### Work to do:
Below are records; state how many of their lines hold the word "points", and give only the figure.

### Records:

....................

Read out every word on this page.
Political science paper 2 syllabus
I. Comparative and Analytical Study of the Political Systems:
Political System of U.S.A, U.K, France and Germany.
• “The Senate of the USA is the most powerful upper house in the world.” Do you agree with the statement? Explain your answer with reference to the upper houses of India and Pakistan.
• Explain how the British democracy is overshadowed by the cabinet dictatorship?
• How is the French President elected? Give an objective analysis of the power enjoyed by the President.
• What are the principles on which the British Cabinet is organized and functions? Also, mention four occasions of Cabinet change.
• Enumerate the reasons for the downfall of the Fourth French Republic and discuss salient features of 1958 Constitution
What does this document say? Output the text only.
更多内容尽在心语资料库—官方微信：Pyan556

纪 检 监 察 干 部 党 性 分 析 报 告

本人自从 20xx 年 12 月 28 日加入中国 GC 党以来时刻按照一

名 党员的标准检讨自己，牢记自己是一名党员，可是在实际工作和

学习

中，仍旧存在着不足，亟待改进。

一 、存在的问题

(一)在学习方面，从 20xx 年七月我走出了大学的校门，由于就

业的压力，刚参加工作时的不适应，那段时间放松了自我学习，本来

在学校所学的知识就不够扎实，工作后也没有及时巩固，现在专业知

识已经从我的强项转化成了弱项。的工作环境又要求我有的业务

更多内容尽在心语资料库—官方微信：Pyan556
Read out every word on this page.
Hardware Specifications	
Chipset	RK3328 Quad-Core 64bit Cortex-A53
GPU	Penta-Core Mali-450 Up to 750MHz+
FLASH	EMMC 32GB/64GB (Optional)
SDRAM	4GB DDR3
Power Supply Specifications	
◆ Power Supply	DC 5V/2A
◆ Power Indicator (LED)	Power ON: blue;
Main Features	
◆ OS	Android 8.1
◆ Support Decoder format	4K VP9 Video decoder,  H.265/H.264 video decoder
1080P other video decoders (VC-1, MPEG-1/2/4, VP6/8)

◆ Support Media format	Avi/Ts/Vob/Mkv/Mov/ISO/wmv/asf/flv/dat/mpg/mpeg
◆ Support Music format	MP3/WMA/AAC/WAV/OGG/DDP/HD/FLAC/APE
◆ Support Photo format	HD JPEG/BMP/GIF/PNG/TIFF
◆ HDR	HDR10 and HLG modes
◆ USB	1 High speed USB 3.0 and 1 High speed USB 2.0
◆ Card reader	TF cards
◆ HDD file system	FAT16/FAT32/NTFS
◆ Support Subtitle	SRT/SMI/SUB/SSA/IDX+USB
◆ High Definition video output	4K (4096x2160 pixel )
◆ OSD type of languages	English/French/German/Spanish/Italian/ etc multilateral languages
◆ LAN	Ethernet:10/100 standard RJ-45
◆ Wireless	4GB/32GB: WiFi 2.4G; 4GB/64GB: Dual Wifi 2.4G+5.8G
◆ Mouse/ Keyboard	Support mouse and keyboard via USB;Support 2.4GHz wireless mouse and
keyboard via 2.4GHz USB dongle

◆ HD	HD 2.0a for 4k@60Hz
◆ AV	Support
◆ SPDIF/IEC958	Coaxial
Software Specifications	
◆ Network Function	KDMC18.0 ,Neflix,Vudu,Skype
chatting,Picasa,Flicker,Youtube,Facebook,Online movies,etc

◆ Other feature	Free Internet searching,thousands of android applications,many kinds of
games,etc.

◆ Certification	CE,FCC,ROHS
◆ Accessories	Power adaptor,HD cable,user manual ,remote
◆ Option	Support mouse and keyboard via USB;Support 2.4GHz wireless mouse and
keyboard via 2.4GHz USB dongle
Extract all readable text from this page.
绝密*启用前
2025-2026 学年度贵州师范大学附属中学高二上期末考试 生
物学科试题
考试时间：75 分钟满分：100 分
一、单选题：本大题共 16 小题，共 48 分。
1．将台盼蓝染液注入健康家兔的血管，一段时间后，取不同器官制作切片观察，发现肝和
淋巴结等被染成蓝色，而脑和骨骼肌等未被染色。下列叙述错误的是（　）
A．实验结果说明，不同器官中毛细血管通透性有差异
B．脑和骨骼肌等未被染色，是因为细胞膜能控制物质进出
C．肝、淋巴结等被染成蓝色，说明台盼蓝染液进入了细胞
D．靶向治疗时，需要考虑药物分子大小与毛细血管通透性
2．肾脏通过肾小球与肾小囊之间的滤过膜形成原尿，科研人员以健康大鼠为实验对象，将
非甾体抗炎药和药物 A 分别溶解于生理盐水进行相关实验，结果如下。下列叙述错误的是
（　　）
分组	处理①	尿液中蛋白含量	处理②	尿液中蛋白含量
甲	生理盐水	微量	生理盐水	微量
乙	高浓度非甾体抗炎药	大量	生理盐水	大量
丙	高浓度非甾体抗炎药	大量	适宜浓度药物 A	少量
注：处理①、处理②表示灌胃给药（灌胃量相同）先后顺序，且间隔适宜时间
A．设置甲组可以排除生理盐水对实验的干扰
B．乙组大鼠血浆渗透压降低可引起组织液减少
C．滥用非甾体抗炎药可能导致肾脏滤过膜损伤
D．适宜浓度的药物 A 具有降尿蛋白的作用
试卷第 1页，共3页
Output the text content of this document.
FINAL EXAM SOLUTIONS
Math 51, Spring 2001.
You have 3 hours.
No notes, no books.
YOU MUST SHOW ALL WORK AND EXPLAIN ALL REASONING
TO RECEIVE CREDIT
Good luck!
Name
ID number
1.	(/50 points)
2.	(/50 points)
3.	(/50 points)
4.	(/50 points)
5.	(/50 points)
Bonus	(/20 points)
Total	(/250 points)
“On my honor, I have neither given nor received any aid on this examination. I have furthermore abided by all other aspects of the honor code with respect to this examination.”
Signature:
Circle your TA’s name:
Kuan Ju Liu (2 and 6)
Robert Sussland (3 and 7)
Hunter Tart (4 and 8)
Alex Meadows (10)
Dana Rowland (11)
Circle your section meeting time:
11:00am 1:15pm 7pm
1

....................

### Output:
7